**What to produce:** Write out the entries below once more, exactly.

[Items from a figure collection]
━━━━━━━━━━━━━━━━━━━━━━━━━━━━━━

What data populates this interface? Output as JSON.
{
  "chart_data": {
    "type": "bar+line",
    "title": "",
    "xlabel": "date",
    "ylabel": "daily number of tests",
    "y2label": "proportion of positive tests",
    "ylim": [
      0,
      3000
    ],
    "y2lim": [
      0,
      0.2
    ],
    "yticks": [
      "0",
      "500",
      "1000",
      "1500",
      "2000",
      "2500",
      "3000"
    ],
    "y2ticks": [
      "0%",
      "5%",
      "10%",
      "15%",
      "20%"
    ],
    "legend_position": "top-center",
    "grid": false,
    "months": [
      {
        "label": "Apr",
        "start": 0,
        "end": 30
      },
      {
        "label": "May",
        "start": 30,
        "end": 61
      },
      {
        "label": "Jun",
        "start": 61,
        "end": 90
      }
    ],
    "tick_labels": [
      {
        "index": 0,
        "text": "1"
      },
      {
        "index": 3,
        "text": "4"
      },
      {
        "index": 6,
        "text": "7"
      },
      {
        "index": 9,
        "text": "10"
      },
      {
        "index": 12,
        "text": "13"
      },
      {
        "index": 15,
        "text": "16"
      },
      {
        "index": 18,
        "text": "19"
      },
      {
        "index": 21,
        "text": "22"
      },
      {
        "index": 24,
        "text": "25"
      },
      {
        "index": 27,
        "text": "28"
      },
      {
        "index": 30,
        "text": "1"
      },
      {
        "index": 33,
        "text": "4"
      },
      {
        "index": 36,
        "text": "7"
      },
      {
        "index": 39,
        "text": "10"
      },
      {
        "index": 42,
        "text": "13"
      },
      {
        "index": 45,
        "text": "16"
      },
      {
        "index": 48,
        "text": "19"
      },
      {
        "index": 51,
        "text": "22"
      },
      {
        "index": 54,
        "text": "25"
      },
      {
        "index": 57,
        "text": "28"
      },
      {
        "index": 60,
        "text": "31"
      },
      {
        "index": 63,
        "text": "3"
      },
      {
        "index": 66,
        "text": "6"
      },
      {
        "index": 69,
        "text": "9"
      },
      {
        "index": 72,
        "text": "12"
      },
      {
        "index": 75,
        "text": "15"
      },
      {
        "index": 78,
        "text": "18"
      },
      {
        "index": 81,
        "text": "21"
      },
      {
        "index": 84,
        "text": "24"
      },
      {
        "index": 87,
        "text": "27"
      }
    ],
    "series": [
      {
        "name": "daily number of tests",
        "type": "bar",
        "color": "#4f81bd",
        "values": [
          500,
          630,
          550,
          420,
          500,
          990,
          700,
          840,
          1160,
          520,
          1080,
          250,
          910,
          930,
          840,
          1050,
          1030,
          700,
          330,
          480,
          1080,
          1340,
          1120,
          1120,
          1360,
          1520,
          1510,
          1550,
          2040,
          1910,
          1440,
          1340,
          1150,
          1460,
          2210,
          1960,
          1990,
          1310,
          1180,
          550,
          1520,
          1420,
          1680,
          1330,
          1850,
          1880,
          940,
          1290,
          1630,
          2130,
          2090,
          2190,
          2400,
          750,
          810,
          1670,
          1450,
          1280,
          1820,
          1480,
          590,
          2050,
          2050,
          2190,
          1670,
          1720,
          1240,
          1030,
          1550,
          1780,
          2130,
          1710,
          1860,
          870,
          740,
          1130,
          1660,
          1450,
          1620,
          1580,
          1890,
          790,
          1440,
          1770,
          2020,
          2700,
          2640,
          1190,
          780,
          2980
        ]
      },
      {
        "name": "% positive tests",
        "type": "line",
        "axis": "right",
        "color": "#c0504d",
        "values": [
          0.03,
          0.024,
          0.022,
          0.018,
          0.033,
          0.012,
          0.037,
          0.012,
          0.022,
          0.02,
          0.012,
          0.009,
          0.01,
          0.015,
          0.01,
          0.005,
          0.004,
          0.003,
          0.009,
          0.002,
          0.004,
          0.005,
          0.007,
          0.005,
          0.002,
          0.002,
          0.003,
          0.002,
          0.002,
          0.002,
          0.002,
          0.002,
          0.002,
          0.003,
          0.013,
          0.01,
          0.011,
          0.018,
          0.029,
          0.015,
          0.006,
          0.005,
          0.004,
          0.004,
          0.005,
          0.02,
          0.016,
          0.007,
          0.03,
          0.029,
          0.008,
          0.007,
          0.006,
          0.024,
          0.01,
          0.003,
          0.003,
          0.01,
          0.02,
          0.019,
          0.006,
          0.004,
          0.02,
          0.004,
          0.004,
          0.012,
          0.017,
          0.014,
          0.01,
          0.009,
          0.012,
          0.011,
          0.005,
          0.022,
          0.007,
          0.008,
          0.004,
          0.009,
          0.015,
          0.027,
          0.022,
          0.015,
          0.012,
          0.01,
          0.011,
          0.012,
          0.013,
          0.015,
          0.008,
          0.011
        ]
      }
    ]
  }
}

━━━━━━━━━━━━━━━━━━━━━━━━━━━━━━

**Finished answer:**
What data populates this interface? Output as JSON.
{
  "chart_data": {
    "type": "bar+line",
    "title": "",
    "xlabel": "date",
    "ylabel": "daily number of tests",
    "y2label": "proportion of positive tests",
    "ylim": [
      0,
      3000
    ],
    "y2lim": [
      0,
      0.2
    ],
    "yticks": [
      "0",
      "500",
      "1000",
      "1500",
      "2000",
      "2500",
      "3000"
    ],
    "y2ticks": [
      "0%",
      "5%",
      "10%",
      "15%",
      "20%"
    ],
    "legend_position": "top-center",
    "grid": false,
    "months": [
      {
        "label": "Apr",
        "start": 0,
        "end": 30
      },
      {
        "label": "May",
        "start": 30,
        "end": 61
      },
      {
        "label": "Jun",
        "start": 61,
        "end": 90
      }
    ],
    "tick_labels": [
      {
        "index": 0,
        "text": "1"
      },
      {
        "index": 3,
        "text": "4"
      },
      {
        "index": 6,
        "text": "7"
      },
      {
        "index": 9,
        "text": "10"
      },
      {
        "index": 12,
        "text": "13"
      },
      {
        "index": 15,
        "text": "16"
      },
      {
        "index": 18,
        "text": "19"
      },
      {
        "index": 21,
        "text": "22"
      },
      {
        "index": 24,
        "text": "25"
      },
      {
        "index": 27,
        "text": "28"
      },
      {
        "index": 30,
        "text": "1"
      },
      {
        "index": 33,
        "text": "4"
      },
      {
        "index": 36,
        "text": "7"
      },
      {
        "index": 39,
        "text": "10"
      },
      {
        "index": 42,
        "text": "13"
      },
      {
        "index": 45,
        "text": "16"
      },
      {
        "index": 48,
        "text": "19"
      },
      {
        "index": 51,
        "text": "22"
      },
      {
        "index": 54,
        "text": "25"
      },
      {
        "index": 57,
        "text": "28"
      },
      {
        "index": 60,
        "text": "31"
      },
      {
        "index": 63,
        "text": "3"
      },
      {
        "index": 66,
        "text": "6"
      },
      {
        "index": 69,
        "text": "9"
      },
      {
        "index": 72,
        "text": "12"
      },
      {
        "index": 75,
        "text": "15"
      },
      {
        "index": 78,
        "text": "18"
      },
      {
        "index": 81,
        "text": "21"
      },
      {
        "index": 84,
        "text": "24"
      },
      {
        "index": 87,
        "text": "27"
      }
    ],
    "series": [
      {
        "name": "daily number of tests",
        "type": "bar",
        "color": "#4f81bd",
        "values": [
          500,
          630,
          550,
          420,
          500,
          990,
          700,
          840,
          1160,
          520,
          1080,
          250,
          910,
          930,
          840,
          1050,
          1030,
          700,
          330,
          480,
          1080,
          1340,
          1120,
          1120,
          1360,
          1520,
          1510,
          1550,
          2040,
          1910,
          1440,
          1340,
          1150,
          1460,
          2210,
          1960,
          1990,
          1310,
          1180,
          550,
          1520,
          1420,
          1680,
          1330,
          1850,
          1880,
          940,
          1290,
          1630,
          2130,
          2090,
          2190,
          2400,
          750,
          810,
          1670,
          1450,
          1280,
          1820,
          1480,
          590,
          2050,
          2050,
          2190,
          1670,
          1720,
          1240,
          1030,
          1550,
          1780,
          2130,
          1710,
          1860,
          870,
          740,
          1130,
          1660,
          1450,
          1620,
          1580,
          1890,
          790,
          1440,
          1770,
          2020,
          2700,
          2640,
          1190,
          780,
          2980
        ]
      },
      {
        "name": "% positive tests",
        "type": "line",
        "axis": "right",
        "color": "#c0504d",
        "values": [
          0.03,
          0.024,
          0.022,
          0.018,
          0.033,
          0.012,
          0.037,
          0.012,
          0.022,
          0.02,
          0.012,
          0.009,
          0.01,
          0.015,
          0.01,
          0.005,
          0.004,
          0.003,
          0.009,
          0.002,
          0.004,
          0.005,
          0.007,
          0.005,
          0.002,
          0.002,
          0.003,
          0.002,
          0.002,
          0.002,
          0.002,
          0.002,
          0.002,
          0.003,
          0.013,
          0.01,
          0.011,
          0.018,
          0.029,
          0.015,
          0.006,
          0.005,
          0.004,
          0.004,
          0.005,
          0.02,
          0.016,
          0.007,
          0.03,
          0.029,
          0.008,
          0.007,
          0.006,
          0.024,
          0.01,
          0.003,
          0.003,
          0.01,
          0.02,
          0.019,
          0.006,
          0.004,
          0.02,
          0.004,
          0.004,
          0.012,
          0.017,
          0.014,
          0.01,
          0.009,
          0.012,
          0.011,
          0.005,
          0.022,
          0.007,
          0.008,
          0.004,
          0.009,
          0.015,
          0.027,
          0.022,
          0.015,
          0.012,
          0.01,
          0.011,
          0.012,
          0.013,
          0.015,
          0.008,
          0.011
        ]
      }
    ]
  }
}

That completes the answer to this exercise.